REQUIREMENTS >>
Copy out every line exactly, passing over the pictures.

[Saved data entries]
==*==
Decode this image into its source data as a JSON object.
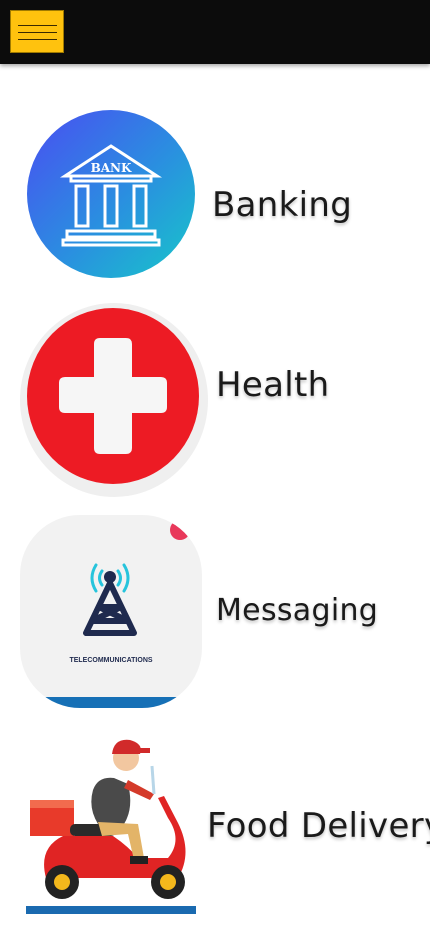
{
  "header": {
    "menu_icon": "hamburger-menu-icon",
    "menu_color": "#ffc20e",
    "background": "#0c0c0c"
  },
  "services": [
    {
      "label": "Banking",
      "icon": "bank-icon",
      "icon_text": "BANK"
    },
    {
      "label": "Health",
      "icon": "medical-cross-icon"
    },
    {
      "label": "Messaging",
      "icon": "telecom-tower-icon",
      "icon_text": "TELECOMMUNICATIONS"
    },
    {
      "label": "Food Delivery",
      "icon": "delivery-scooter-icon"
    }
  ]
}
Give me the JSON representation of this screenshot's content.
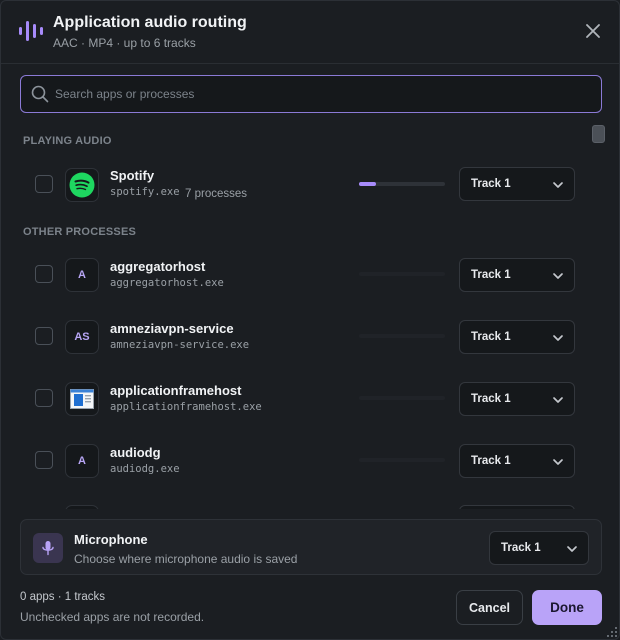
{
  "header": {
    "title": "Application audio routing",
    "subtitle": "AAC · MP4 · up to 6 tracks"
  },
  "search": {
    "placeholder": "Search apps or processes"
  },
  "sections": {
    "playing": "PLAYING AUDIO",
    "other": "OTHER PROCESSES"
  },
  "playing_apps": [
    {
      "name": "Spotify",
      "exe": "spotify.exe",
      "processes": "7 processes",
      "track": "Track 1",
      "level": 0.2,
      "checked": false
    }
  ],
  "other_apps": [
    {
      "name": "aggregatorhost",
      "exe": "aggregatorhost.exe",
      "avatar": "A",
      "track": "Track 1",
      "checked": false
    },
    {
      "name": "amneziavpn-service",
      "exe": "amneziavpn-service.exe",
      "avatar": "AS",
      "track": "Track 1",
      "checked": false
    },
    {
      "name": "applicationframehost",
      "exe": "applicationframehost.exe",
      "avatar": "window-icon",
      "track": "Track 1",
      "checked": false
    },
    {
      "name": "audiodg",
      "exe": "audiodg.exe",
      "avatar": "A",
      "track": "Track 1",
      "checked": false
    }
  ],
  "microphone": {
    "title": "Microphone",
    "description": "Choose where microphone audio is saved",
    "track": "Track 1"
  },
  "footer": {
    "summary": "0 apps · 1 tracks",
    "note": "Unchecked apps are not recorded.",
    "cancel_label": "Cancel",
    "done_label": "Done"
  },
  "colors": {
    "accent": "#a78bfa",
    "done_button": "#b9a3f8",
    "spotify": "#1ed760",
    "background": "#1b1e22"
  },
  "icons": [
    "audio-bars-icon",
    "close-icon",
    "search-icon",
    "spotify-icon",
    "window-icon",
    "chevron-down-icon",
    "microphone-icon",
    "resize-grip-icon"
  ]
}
==*==
TASK RESPONSE >>
Decode this image into its source data as a JSON object.
{
  "header": {
    "menu_icon": "hamburger-menu-icon",
    "menu_color": "#ffc20e",
    "background": "#0c0c0c"
  },
  "services": [
    {
      "label": "Banking",
      "icon": "bank-icon",
      "icon_text": "BANK"
    },
    {
      "label": "Health",
      "icon": "medical-cross-icon"
    },
    {
      "label": "Messaging",
      "icon": "telecom-tower-icon",
      "icon_text": "TELECOMMUNICATIONS"
    },
    {
      "label": "Food Delivery",
      "icon": "delivery-scooter-icon"
    }
  ]
}
Give me the JSON representation of this screenshot's content.
{
  "header": {
    "title": "Application audio routing",
    "subtitle": "AAC · MP4 · up to 6 tracks"
  },
  "search": {
    "placeholder": "Search apps or processes"
  },
  "sections": {
    "playing": "PLAYING AUDIO",
    "other": "OTHER PROCESSES"
  },
  "playing_apps": [
    {
      "name": "Spotify",
      "exe": "spotify.exe",
      "processes": "7 processes",
      "track": "Track 1",
      "level": 0.2,
      "checked": false
    }
  ],
  "other_apps": [
    {
      "name": "aggregatorhost",
      "exe": "aggregatorhost.exe",
      "avatar": "A",
      "track": "Track 1",
      "checked": false
    },
    {
      "name": "amneziavpn-service",
      "exe": "amneziavpn-service.exe",
      "avatar": "AS",
      "track": "Track 1",
      "checked": false
    },
    {
      "name": "applicationframehost",
      "exe": "applicationframehost.exe",
      "avatar": "window-icon",
      "track": "Track 1",
      "checked": false
    },
    {
      "name": "audiodg",
      "exe": "audiodg.exe",
      "avatar": "A",
      "track": "Track 1",
      "checked": false
    }
  ],
  "microphone": {
    "title": "Microphone",
    "description": "Choose where microphone audio is saved",
    "track": "Track 1"
  },
  "footer": {
    "summary": "0 apps · 1 tracks",
    "note": "Unchecked apps are not recorded.",
    "cancel_label": "Cancel",
    "done_label": "Done"
  },
  "colors": {
    "accent": "#a78bfa",
    "done_button": "#b9a3f8",
    "spotify": "#1ed760",
    "background": "#1b1e22"
  },
  "icons": [
    "audio-bars-icon",
    "close-icon",
    "search-icon",
    "spotify-icon",
    "window-icon",
    "chevron-down-icon",
    "microphone-icon",
    "resize-grip-icon"
  ]
}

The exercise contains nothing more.